» Do this: Would you retype all of these records exactly?

------------------------------------------------

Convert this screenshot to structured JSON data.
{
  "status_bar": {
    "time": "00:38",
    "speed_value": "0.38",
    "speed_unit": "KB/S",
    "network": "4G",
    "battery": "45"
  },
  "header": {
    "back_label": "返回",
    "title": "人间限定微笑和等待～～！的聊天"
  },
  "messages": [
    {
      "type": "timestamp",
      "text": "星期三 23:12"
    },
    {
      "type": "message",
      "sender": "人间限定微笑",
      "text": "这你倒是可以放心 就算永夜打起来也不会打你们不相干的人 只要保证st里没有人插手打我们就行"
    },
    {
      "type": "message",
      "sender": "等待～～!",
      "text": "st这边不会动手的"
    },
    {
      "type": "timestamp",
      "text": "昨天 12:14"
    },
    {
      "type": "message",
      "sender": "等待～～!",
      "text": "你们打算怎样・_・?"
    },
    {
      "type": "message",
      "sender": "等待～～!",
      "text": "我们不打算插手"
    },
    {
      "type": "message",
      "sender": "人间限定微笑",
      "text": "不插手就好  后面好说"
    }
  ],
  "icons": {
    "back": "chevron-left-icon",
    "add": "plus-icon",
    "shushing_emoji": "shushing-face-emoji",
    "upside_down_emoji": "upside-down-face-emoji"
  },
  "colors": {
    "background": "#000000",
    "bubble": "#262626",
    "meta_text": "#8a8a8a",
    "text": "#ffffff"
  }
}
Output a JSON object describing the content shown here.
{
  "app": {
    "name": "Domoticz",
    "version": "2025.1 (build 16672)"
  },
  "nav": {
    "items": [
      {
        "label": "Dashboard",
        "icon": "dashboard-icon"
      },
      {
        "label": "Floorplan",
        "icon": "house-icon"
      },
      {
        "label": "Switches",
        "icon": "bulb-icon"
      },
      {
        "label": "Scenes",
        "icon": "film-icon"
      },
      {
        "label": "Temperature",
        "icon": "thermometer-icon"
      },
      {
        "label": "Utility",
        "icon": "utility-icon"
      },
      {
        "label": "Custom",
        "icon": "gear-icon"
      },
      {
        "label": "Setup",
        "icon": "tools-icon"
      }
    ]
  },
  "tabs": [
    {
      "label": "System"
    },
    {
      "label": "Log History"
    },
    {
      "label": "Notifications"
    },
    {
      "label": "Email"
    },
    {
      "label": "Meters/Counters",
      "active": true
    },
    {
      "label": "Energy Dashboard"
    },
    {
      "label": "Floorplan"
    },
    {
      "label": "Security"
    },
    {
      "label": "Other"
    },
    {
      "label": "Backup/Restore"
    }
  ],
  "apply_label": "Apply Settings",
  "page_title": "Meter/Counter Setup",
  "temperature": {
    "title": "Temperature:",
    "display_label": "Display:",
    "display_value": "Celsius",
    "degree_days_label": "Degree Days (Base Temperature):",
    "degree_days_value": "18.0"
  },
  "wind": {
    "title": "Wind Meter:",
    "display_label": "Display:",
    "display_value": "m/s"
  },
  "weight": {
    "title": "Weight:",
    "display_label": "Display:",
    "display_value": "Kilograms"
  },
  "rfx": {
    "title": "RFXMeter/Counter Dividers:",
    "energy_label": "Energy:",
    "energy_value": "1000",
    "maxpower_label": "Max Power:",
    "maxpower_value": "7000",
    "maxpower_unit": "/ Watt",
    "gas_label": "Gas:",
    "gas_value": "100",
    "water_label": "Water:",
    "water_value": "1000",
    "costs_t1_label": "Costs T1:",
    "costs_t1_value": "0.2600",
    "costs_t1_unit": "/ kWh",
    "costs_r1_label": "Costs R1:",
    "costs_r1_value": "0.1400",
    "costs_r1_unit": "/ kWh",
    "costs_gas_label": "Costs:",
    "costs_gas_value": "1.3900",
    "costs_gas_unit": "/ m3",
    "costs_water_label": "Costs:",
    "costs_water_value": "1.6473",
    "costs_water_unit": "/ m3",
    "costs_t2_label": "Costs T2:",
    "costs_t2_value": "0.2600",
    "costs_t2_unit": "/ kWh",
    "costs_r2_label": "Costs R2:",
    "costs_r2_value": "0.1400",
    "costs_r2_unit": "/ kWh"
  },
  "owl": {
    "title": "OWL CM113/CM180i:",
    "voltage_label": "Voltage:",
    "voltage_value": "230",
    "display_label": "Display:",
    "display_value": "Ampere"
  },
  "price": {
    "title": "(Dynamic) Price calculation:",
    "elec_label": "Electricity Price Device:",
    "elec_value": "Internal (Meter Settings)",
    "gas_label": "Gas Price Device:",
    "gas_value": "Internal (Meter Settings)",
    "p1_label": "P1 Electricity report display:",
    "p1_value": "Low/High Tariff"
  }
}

------------------------------------------------

» Expected output:
Convert this screenshot to structured JSON data.
{
  "status_bar": {
    "time": "00:38",
    "speed_value": "0.38",
    "speed_unit": "KB/S",
    "network": "4G",
    "battery": "45"
  },
  "header": {
    "back_label": "返回",
    "title": "人间限定微笑和等待～～！的聊天"
  },
  "messages": [
    {
      "type": "timestamp",
      "text": "星期三 23:12"
    },
    {
      "type": "message",
      "sender": "人间限定微笑",
      "text": "这你倒是可以放心 就算永夜打起来也不会打你们不相干的人 只要保证st里没有人插手打我们就行"
    },
    {
      "type": "message",
      "sender": "等待～～!",
      "text": "st这边不会动手的"
    },
    {
      "type": "timestamp",
      "text": "昨天 12:14"
    },
    {
      "type": "message",
      "sender": "等待～～!",
      "text": "你们打算怎样・_・?"
    },
    {
      "type": "message",
      "sender": "等待～～!",
      "text": "我们不打算插手"
    },
    {
      "type": "message",
      "sender": "人间限定微笑",
      "text": "不插手就好  后面好说"
    }
  ],
  "icons": {
    "back": "chevron-left-icon",
    "add": "plus-icon",
    "shushing_emoji": "shushing-face-emoji",
    "upside_down_emoji": "upside-down-face-emoji"
  },
  "colors": {
    "background": "#000000",
    "bubble": "#262626",
    "meta_text": "#8a8a8a",
    "text": "#ffffff"
  }
}
Output a JSON object describing the content shown here.
{
  "app": {
    "name": "Domoticz",
    "version": "2025.1 (build 16672)"
  },
  "nav": {
    "items": [
      {
        "label": "Dashboard",
        "icon": "dashboard-icon"
      },
      {
        "label": "Floorplan",
        "icon": "house-icon"
      },
      {
        "label": "Switches",
        "icon": "bulb-icon"
      },
      {
        "label": "Scenes",
        "icon": "film-icon"
      },
      {
        "label": "Temperature",
        "icon": "thermometer-icon"
      },
      {
        "label": "Utility",
        "icon": "utility-icon"
      },
      {
        "label": "Custom",
        "icon": "gear-icon"
      },
      {
        "label": "Setup",
        "icon": "tools-icon"
      }
    ]
  },
  "tabs": [
    {
      "label": "System"
    },
    {
      "label": "Log History"
    },
    {
      "label": "Notifications"
    },
    {
      "label": "Email"
    },
    {
      "label": "Meters/Counters",
      "active": true
    },
    {
      "label": "Energy Dashboard"
    },
    {
      "label": "Floorplan"
    },
    {
      "label": "Security"
    },
    {
      "label": "Other"
    },
    {
      "label": "Backup/Restore"
    }
  ],
  "apply_label": "Apply Settings",
  "page_title": "Meter/Counter Setup",
  "temperature": {
    "title": "Temperature:",
    "display_label": "Display:",
    "display_value": "Celsius",
    "degree_days_label": "Degree Days (Base Temperature):",
    "degree_days_value": "18.0"
  },
  "wind": {
    "title": "Wind Meter:",
    "display_label": "Display:",
    "display_value": "m/s"
  },
  "weight": {
    "title": "Weight:",
    "display_label": "Display:",
    "display_value": "Kilograms"
  },
  "rfx": {
    "title": "RFXMeter/Counter Dividers:",
    "energy_label": "Energy:",
    "energy_value": "1000",
    "maxpower_label": "Max Power:",
    "maxpower_value": "7000",
    "maxpower_unit": "/ Watt",
    "gas_label": "Gas:",
    "gas_value": "100",
    "water_label": "Water:",
    "water_value": "1000",
    "costs_t1_label": "Costs T1:",
    "costs_t1_value": "0.2600",
    "costs_t1_unit": "/ kWh",
    "costs_r1_label": "Costs R1:",
    "costs_r1_value": "0.1400",
    "costs_r1_unit": "/ kWh",
    "costs_gas_label": "Costs:",
    "costs_gas_value": "1.3900",
    "costs_gas_unit": "/ m3",
    "costs_water_label": "Costs:",
    "costs_water_value": "1.6473",
    "costs_water_unit": "/ m3",
    "costs_t2_label": "Costs T2:",
    "costs_t2_value": "0.2600",
    "costs_t2_unit": "/ kWh",
    "costs_r2_label": "Costs R2:",
    "costs_r2_value": "0.1400",
    "costs_r2_unit": "/ kWh"
  },
  "owl": {
    "title": "OWL CM113/CM180i:",
    "voltage_label": "Voltage:",
    "voltage_value": "230",
    "display_label": "Display:",
    "display_value": "Ampere"
  },
  "price": {
    "title": "(Dynamic) Price calculation:",
    "elec_label": "Electricity Price Device:",
    "elec_value": "Internal (Meter Settings)",
    "gas_label": "Gas Price Device:",
    "gas_value": "Internal (Meter Settings)",
    "p1_label": "P1 Electricity report display:",
    "p1_value": "Low/High Tariff"
  }
}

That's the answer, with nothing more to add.